### Your goal:
Select all lines in the records that include "CERES".
─── Extracted records ───
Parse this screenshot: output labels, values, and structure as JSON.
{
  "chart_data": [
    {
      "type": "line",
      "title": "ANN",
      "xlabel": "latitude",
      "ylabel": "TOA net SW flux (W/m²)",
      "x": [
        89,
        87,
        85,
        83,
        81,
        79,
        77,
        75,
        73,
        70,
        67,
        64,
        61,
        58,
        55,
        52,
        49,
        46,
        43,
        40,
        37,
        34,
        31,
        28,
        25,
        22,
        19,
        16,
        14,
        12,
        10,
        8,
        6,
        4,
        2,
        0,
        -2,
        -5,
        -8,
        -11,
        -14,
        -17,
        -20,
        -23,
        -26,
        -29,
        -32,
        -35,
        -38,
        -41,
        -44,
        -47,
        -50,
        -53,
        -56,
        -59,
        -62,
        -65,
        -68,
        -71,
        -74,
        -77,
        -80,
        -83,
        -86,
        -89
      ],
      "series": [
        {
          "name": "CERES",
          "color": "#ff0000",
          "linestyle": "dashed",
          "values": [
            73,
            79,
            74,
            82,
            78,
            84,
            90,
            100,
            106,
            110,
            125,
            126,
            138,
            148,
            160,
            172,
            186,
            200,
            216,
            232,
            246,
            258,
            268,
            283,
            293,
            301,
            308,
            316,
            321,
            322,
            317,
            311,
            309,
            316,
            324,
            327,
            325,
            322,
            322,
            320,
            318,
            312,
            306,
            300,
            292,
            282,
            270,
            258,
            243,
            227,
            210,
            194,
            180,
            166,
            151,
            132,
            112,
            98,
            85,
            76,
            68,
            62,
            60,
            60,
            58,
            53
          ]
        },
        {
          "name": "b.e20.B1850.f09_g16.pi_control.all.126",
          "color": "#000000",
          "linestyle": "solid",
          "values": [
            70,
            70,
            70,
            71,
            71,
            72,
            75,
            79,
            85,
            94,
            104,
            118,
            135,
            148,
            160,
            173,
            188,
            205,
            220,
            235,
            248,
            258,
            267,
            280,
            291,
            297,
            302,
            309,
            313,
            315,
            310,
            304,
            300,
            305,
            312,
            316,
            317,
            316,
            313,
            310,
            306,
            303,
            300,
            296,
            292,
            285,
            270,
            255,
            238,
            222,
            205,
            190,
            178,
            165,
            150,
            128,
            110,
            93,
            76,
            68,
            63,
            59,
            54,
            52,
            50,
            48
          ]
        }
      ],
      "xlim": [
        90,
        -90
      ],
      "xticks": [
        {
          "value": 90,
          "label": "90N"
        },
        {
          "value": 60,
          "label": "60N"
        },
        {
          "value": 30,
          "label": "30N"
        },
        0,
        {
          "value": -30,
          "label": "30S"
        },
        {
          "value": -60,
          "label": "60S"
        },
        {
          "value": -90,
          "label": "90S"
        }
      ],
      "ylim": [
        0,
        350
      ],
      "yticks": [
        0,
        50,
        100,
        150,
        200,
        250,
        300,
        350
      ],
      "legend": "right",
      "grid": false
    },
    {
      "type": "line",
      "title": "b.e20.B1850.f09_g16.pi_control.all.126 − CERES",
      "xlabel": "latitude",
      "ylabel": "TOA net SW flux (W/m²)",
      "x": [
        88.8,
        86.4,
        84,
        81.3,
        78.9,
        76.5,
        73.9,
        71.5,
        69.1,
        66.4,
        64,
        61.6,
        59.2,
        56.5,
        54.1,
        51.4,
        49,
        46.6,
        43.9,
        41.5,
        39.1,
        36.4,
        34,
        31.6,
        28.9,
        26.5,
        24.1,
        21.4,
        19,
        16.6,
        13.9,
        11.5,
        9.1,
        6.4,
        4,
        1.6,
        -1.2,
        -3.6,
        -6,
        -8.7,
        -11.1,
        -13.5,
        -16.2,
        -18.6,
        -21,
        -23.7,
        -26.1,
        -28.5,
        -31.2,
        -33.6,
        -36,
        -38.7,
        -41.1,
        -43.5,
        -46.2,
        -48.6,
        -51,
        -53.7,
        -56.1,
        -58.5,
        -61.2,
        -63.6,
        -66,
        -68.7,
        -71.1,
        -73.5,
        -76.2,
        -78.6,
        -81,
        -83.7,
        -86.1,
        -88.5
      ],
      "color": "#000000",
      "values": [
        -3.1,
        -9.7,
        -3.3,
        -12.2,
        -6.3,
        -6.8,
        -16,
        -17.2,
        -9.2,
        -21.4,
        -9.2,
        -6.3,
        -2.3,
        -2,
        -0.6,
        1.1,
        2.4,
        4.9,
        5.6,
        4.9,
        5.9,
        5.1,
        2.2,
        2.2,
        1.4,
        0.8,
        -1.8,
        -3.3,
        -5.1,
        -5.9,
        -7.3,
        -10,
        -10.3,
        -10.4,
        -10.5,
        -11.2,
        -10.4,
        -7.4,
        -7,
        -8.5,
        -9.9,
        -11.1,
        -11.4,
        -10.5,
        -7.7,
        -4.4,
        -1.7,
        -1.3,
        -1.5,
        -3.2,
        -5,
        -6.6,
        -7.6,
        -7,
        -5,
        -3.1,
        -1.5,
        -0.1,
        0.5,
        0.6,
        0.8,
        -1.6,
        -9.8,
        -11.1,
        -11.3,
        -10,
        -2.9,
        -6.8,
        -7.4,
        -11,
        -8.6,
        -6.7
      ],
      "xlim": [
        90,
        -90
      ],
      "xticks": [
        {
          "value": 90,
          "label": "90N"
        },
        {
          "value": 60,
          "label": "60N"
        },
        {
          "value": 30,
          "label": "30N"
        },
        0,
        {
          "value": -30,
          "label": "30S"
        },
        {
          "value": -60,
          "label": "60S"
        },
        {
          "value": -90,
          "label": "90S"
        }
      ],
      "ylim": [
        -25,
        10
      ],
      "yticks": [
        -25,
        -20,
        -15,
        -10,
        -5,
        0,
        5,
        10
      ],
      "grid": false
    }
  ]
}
───
### Full response:
          "name": "CERES",
      "title": "b.e20.B1850.f09_g16.pi_control.all.126 − CERES",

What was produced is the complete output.